Kaynak Metin:
Anlaşılan birisini aradıktan sonra fişi prizde unutmuşum ki, telefon ansızın çalmaya başladı. Adetimin tersine, o çok sevdiğim evin ikinci katından tahta basamakları döverek inip açtım. Çok değerli dostum Aydın Sezgin haberi verdi:
Attila İlhan ölmüştü . Amerika'daydım!
Dün, benim için o kadar değerli ve o ölçüde önemli olan bu büyük şair ve yazarın ikinci ölüm yıldönümüydü.
Kanaltürk, ona yayınlarında çok geniş bir yer verdi.
Büyük Yolların Haydutu başlıklı çok uzun belgeseli, ara ara, izledim.
Onun görüntüsü her ekrana geldiğinde zihnimin bundan elifi elifine otuz iki yıl öncesine kaymasını, onu ilk kez gördüğüm zamanı, ondan sonra çok uzun yıllar devam eden çok yakın dostluğu anımsamasını engellemek mümkün müydü?
Derken, benim kendisini tanıdığım yıllarda gerçekleştirdiği,
Çalar Saat programı ekrana geldi. Karşımda, o duman yıllarının linyit kokulu Ankara'sındaki unutulmaz Attila İlhan görüntüsü vardı: yüzünün henüz yumuşamamış sert çizgileri, saçlarının henüz alışkanlık kazanmamış hırçın dağılımı ama gözlerinin her zamanki tedirgin, ürküntülü, kuşkulu ama çok zeki bakışları! Sonradan fark ettim ki, o yıllardaki İlhan tam da benim şimdi içinde bulunduğum yaşlardaydı.

Kaynak kayıtlar

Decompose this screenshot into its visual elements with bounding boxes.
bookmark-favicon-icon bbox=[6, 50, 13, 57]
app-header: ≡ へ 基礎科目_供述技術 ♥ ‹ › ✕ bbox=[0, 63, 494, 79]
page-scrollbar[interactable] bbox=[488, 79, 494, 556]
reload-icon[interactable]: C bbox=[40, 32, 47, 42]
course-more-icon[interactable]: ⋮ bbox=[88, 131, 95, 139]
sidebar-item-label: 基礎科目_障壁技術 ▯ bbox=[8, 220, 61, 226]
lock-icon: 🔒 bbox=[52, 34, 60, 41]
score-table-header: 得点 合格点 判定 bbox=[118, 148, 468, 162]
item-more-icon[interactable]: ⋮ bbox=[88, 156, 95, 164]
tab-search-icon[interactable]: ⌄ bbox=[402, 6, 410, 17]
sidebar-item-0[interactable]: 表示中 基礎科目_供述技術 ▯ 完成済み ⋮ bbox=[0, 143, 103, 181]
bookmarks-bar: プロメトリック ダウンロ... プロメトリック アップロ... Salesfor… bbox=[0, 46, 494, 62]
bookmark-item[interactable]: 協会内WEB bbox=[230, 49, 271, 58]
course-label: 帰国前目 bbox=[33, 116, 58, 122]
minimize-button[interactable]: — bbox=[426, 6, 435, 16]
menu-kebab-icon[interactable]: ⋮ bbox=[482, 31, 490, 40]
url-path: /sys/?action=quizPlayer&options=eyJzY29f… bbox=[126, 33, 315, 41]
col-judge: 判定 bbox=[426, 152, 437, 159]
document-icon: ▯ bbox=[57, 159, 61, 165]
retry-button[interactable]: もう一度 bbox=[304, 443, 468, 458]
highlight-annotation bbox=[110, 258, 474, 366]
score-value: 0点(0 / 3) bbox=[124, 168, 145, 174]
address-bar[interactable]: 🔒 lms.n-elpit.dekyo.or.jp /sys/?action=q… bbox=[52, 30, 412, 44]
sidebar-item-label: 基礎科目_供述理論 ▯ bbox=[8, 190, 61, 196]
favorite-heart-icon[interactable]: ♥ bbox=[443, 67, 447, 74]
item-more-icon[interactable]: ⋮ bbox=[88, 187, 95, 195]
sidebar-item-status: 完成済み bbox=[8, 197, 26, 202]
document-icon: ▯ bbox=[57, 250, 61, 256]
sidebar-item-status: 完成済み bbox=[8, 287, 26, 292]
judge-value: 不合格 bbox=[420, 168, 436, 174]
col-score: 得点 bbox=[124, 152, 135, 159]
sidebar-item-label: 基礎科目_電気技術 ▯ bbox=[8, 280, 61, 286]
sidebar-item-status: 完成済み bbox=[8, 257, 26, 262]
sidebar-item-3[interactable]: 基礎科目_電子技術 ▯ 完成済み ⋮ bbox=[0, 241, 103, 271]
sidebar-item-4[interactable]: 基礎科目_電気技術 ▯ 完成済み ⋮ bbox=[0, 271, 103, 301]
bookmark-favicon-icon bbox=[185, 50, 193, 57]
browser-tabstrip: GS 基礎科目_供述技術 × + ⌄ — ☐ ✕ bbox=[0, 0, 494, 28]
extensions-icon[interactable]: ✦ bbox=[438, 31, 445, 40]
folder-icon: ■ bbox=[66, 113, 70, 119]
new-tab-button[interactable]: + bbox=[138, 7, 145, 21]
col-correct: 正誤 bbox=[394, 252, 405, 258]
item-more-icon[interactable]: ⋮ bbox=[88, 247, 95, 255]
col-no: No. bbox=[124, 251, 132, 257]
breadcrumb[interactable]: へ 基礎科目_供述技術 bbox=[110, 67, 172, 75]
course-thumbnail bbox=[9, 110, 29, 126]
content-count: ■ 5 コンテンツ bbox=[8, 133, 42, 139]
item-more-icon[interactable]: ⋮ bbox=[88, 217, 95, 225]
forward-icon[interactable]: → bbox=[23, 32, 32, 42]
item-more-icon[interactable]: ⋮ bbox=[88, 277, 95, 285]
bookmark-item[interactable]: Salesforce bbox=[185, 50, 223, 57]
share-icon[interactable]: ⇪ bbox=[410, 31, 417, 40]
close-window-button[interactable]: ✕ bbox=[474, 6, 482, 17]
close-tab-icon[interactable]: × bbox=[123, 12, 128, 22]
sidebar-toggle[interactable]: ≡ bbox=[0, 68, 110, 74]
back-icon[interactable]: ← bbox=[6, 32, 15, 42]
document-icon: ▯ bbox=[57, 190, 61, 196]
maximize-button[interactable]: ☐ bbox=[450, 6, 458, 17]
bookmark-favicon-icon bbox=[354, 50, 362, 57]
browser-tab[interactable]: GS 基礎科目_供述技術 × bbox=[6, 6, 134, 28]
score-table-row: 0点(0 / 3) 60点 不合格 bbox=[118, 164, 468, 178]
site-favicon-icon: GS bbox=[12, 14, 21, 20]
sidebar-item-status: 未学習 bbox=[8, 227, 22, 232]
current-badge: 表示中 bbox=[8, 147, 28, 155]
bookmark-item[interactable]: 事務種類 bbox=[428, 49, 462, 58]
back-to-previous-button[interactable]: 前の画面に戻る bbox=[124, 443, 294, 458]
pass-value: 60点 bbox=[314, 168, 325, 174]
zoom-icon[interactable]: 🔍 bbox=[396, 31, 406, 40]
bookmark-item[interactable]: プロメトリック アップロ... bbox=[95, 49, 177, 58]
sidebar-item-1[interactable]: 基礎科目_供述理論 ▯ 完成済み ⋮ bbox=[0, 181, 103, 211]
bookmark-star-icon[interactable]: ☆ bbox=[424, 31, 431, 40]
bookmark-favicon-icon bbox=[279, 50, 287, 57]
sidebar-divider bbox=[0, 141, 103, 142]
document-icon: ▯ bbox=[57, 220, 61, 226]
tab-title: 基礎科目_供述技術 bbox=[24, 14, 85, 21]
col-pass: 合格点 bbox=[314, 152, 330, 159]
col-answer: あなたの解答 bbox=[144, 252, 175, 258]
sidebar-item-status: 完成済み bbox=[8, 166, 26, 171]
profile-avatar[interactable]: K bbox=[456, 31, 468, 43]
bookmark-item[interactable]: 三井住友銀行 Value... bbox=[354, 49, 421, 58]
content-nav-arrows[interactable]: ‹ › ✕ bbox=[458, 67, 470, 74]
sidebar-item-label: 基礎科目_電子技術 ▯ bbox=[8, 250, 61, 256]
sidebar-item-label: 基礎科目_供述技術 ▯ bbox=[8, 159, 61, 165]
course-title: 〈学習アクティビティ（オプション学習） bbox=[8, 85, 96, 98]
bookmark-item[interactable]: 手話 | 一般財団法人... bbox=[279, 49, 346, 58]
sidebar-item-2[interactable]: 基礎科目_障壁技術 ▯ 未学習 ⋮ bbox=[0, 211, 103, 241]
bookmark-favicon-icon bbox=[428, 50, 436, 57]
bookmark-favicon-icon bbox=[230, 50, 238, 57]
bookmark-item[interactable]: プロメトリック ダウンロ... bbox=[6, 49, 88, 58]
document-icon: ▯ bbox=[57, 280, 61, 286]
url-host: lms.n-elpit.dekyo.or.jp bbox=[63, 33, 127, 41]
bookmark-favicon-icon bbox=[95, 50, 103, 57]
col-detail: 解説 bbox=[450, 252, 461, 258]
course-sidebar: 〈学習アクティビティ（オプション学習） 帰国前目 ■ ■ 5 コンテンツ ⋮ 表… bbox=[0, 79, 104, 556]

Yapılacak Görevler:
**1.** Attila İlhan'ı anan yazıda "Kanaltürk, ona yayınlarında" sözlerinden başlayıp "engellemek mümkün müydü?" sözlerine kadar, bu sözler de dahil olmak üzere, bölümü olduğu gibi alıntılayınız.
**2.** Attila İlhan'ı anan yazıda "Anlaşılan birisini aradıktan sonra" sözleriyle başlayan paragrafı, temel bilgilerini koruyarak daha kısa biçimde yeniden yazınız.
**3.** Attila İlhan'ı anan yazıyı kaldığı yerden sürdürünüz.

Görev Sonuçları:
**1.**
Kanaltürk, ona yayınlarında çok geniş bir yer verdi.
Büyük Yolların Haydutu başlıklı çok uzun belgeseli, ara ara, izledim.
Onun görüntüsü her ekrana geldiğinde zihnimin bundan elifi elifine otuz iki yıl öncesine kaymasını, onu ilk kez gördüğüm zamanı, ondan sonra çok uzun yıllar devam eden çok yakın dostluğu anımsamasını engellemek mümkün müydü?

**2.** Fişi prizde unutulan telefon ansızın çaldı. Yazar, alışkanlığının tersine, sevdiği evin ikinci katından tahta basamaklardan inip telefonu açtı. Haberi değerli dostu Aydın Sezgin verdi.

**3.**
Hangi Attila İlhan? Onu ilk kez görmeme, onun gibi söyleyeyim,
hangi Attila İlhan yol açmıştı sorusunun yanıtı çok bellidir. O darmadağınık, kana batmış 1970'lerde henüz 20 yaşının başında olan, kendisine özgü bir karaktere sahip, genel siyasal gidişatla ortaklıkları bulunsa da yeterince uzlaşamayan, farklı yetişme koşullarından gelmiş birisi için o, hiç kimseye benzemeyen, ayrıksı, gücünü kültür ve bilgiden alan, onları keskin bir zeka ve inanılmayacak derecelere varmış muhayyilesiyle yoğuran, yeni sentezlere taşıyan, yepyeni şeyler söyleyen birisiydi. Çok açık söyleyeyim, belki kendisi şimdi olsaydı kızardı ama, Attila İlhan o yıllarda
Türkiyeli olmayan bir Türk yazar ve düşünürüydü. O tarihe kadar onu elbette yazarşair olarak tanımıştım. Fakat bana bu derecede etki edişi o meşhur
köy edebiyatı kavgasından sonradır. Hep yaptığım gibi, o tartışmadaki çarpıcı gücünü gördükten sonra oturup kitap olarak yayınlanmış, dergi sayfalarında kalmış (sonradan onları toplamasına yardım edecektim) tüm yazılarını okuyup bir gün karşısına çıktım. Edebiyatı siyasetle böylesine harmanlayan başka kimseleri tanımamıştım.
Edebiyatı öldüren politika İlk uzun görüşmemizden ayrılırken benim de bugün yakındığım
bir şeyden şikayet etmiş, gençlerin kendisine sadece politika için geldiğini oysa edebiyat konuşmak istediğini söylemişti.Buna mukabil Cumhuriyet gazetesinde yazmaya başladıktan sonra kendisini büsbütün kaptırdığı siyasal düşünceleri, o düşüncelerin içinde benim hiç mi hiç katılmadığım yanlar, kendisine yüklediği
misyon onu, aramızdan ayrılırken edebiyatçı kimliğinden uzaklaştırmıştı.
Siyasetçi Attila İlhan şair Attila İlhan'ı öldürmüştü. Edebiyatçılar arasında baştan beri kendisine karşı süren tepki (bu onun ödün vermezliğinden kaynaklanıyordu) bunu fırsat bildi ve Attila Ağabeyi şimdi insanların sadece muhayyel bir Kemalizm ve ne olduğu belirsiz 'dip dalgası hareketi' gibi evrenler içinden tanımasına yol açtı.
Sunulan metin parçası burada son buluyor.